◆ **WHAT NEEDS TO BE DONE**:
Print the passage of the issue thread below from "Could you pull" to "Please stay tuned.", word for word.

◆ **PAGE EXTRACT**:
Open ikalash opened 1 year ago
@ikalash I don't think it's Tempus changes, as they were only touching BDF tests. @cgcgcg could it be the changes in MueLU you push two days ago? In these tests we are using MueLu (Stratimikos) default options.
@mperego Yes. I'm trying to track down what exactly happened. EMPIRE is seeing the same issue. I get different results depending on where the factorization is called...
OK. Thanks for looking into that.
Yes, thanks @cgcgcg ! If you know what is the problem and are working on it, I will not test this further but will wait for your fix.
Could you pull Trilinos develop and check that it works again?
Our nightly tests are based on Trilinos develop. So if it's OK to wait, we'll know tomorrow morning whether the problem has been fixed.
@cgcgcg : I can test it today. It's easy enough to do. Please stay tuned.
I have verified that the tests pass now with a new develop Trilinos. Thanks @cgcgcg ! I will close this issue tomorrow once our CDash is clean.
Nice! For now I just reverted the offending commit. We will try to get this change in again at a later date once we understand what went wrong.
With help from @mperego I was able to build Albany and run demoPDEs_Advection1D_Scalar_Param_Adjoint_Sens_Explicit
.

◆ **INFORMATION GIVEN**:

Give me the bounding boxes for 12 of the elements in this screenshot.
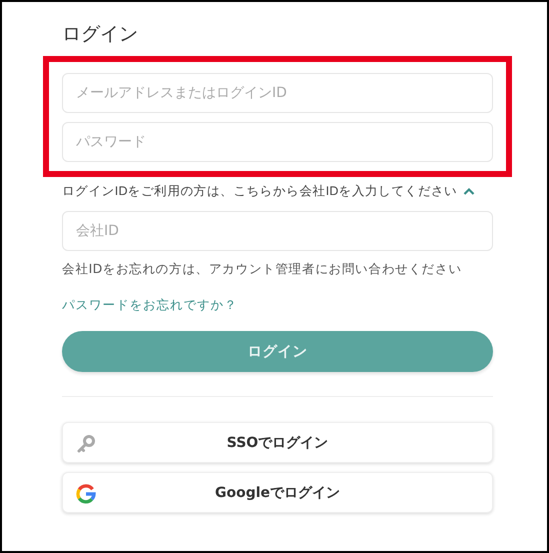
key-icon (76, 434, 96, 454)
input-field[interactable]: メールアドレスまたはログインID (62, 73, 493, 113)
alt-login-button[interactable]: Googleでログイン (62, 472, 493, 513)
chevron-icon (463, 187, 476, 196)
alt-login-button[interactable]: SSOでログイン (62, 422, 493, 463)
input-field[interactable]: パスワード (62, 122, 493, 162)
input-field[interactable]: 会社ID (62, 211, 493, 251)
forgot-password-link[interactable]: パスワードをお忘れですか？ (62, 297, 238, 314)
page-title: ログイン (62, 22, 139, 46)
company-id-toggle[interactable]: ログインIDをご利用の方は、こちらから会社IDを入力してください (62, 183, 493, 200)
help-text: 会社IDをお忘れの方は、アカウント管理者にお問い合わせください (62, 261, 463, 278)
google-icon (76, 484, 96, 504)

◆ **EXERCISE OUTPUT**:
Could you pull Trilinos develop and check that it works again?
Our nightly tests are based on Trilinos develop. So if it's OK to wait, we'll know tomorrow morning whether the problem has been fixed.
@cgcgcg : I can test it today. It's easy enough to do. Please stay tuned.